Objective:
Track down every line below that holds "transformation" and copy it.

[Stored records]

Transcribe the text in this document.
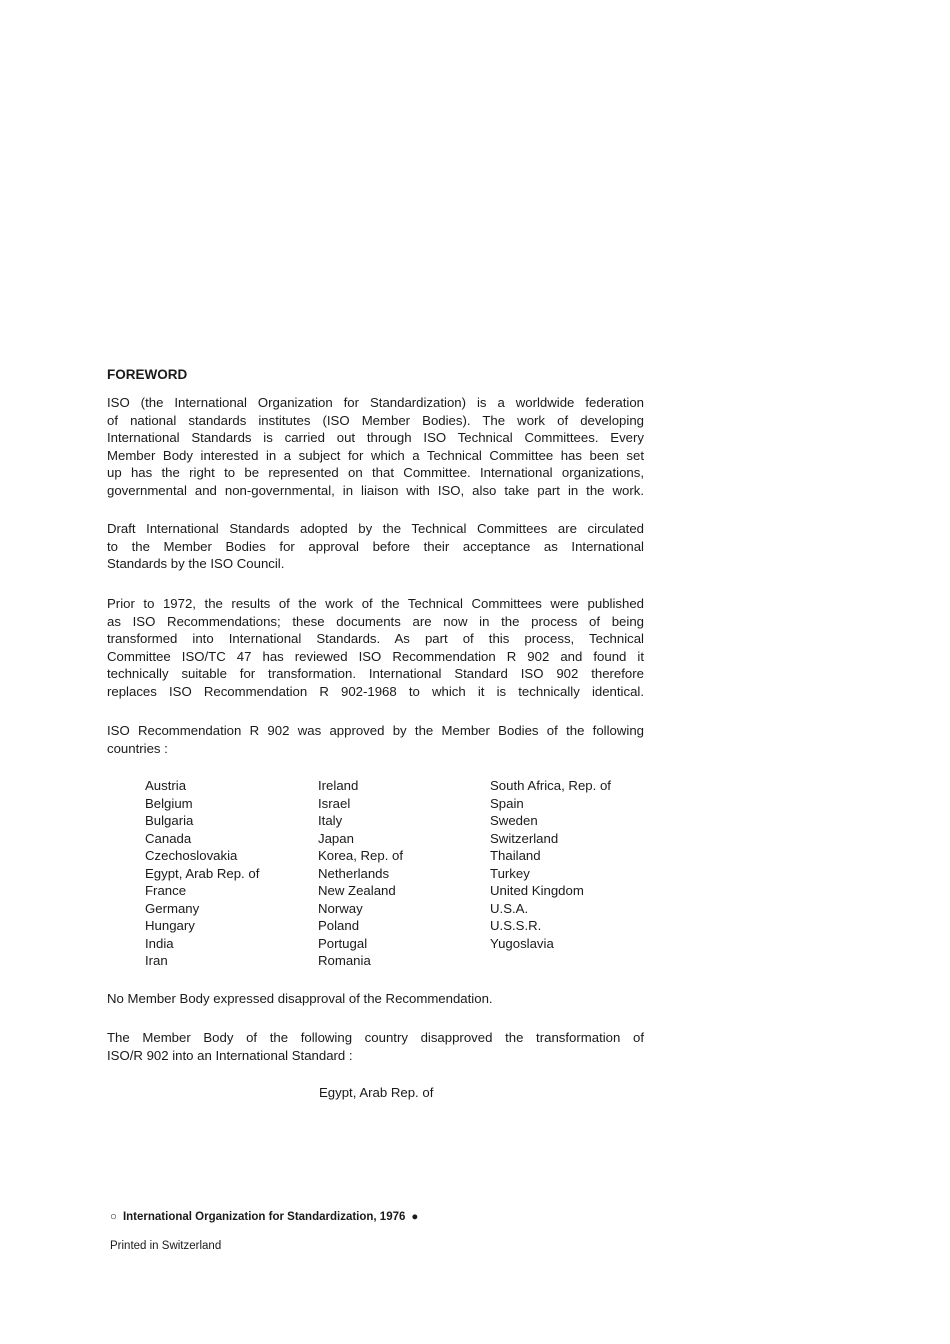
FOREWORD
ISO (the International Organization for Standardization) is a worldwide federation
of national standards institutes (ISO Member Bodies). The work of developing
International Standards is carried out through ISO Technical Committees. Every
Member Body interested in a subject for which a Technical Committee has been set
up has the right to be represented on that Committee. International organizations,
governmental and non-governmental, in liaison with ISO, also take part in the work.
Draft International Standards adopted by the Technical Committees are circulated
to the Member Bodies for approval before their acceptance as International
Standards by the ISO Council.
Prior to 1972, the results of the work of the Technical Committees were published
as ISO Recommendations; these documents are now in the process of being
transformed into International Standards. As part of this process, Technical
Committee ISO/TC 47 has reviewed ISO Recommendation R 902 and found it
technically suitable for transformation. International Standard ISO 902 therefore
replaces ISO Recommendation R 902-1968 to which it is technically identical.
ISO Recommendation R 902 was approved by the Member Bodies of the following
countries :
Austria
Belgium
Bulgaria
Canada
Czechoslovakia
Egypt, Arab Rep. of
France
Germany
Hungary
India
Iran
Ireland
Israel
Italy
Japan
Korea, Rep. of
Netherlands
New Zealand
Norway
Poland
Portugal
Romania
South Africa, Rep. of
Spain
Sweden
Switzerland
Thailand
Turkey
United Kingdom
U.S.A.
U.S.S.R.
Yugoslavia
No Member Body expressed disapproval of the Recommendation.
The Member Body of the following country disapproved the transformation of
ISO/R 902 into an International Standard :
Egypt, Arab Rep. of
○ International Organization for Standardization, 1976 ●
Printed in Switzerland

* * *

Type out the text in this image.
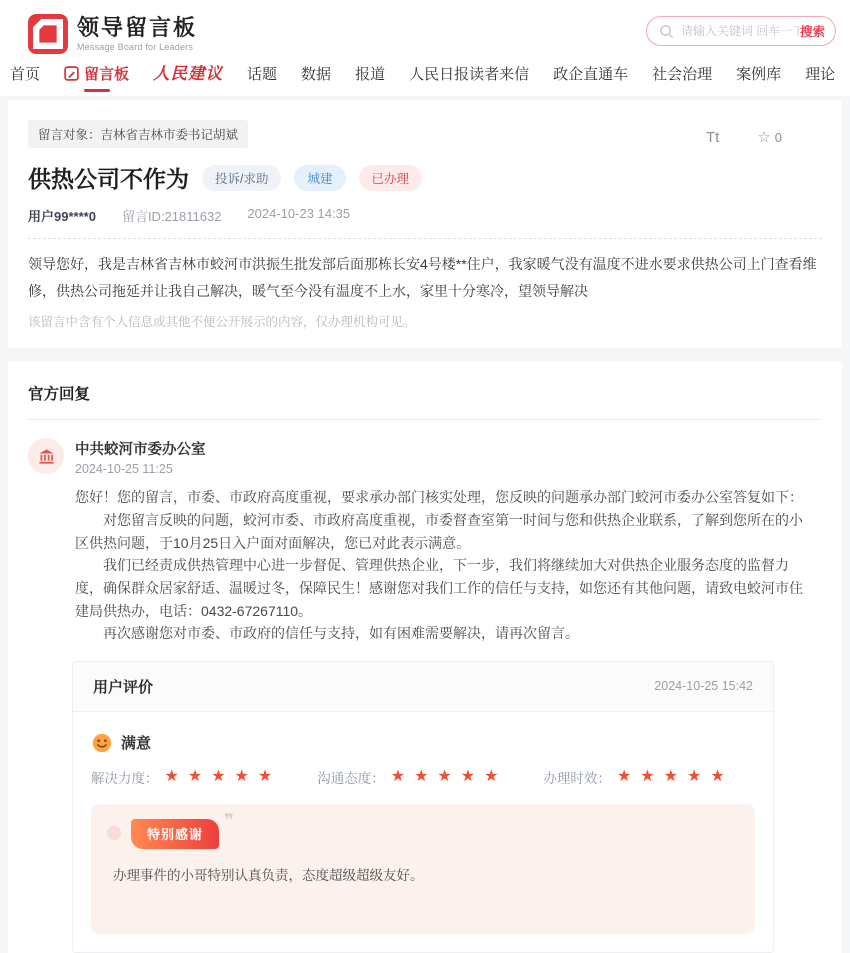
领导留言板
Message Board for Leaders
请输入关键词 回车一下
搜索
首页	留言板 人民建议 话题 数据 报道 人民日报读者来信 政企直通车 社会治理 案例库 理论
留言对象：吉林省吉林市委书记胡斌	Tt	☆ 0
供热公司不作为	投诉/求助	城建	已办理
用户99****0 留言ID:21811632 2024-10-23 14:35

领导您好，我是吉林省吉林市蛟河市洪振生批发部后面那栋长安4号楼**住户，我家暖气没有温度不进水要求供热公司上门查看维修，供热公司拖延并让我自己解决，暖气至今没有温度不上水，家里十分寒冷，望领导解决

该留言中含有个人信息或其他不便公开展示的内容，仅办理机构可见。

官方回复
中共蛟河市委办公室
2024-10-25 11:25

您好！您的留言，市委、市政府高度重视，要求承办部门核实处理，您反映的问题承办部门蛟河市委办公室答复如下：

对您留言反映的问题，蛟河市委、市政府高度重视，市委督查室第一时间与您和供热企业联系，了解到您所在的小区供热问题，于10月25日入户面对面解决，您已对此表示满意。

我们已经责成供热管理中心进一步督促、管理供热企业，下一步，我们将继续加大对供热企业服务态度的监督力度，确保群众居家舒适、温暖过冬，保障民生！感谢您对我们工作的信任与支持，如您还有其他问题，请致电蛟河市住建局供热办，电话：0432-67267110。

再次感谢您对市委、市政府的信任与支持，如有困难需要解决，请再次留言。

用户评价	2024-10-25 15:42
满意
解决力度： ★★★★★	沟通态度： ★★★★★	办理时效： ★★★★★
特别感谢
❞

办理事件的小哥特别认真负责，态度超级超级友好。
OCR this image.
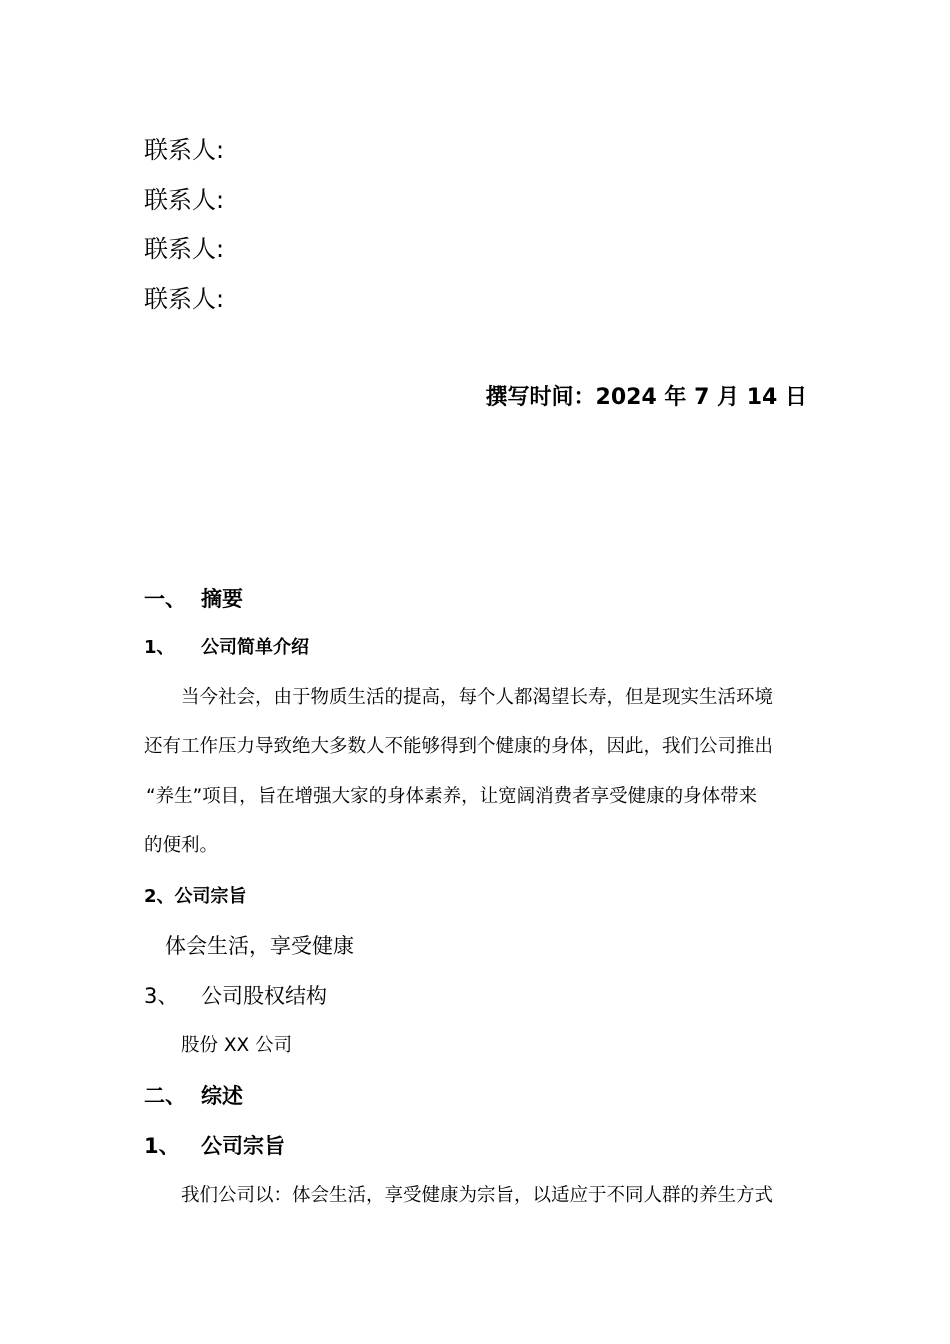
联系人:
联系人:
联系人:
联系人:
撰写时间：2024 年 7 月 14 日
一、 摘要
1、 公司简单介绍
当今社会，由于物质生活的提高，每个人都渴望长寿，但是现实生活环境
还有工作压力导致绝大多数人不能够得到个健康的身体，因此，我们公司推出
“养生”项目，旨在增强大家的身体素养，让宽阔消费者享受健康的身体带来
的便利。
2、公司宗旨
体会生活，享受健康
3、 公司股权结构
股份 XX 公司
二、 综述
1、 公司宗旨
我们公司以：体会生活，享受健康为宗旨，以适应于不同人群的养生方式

Solution to this problem:
technically suitable for transformation. International Standard ISO 902 therefore
The Member Body of the following country disapproved the transformation of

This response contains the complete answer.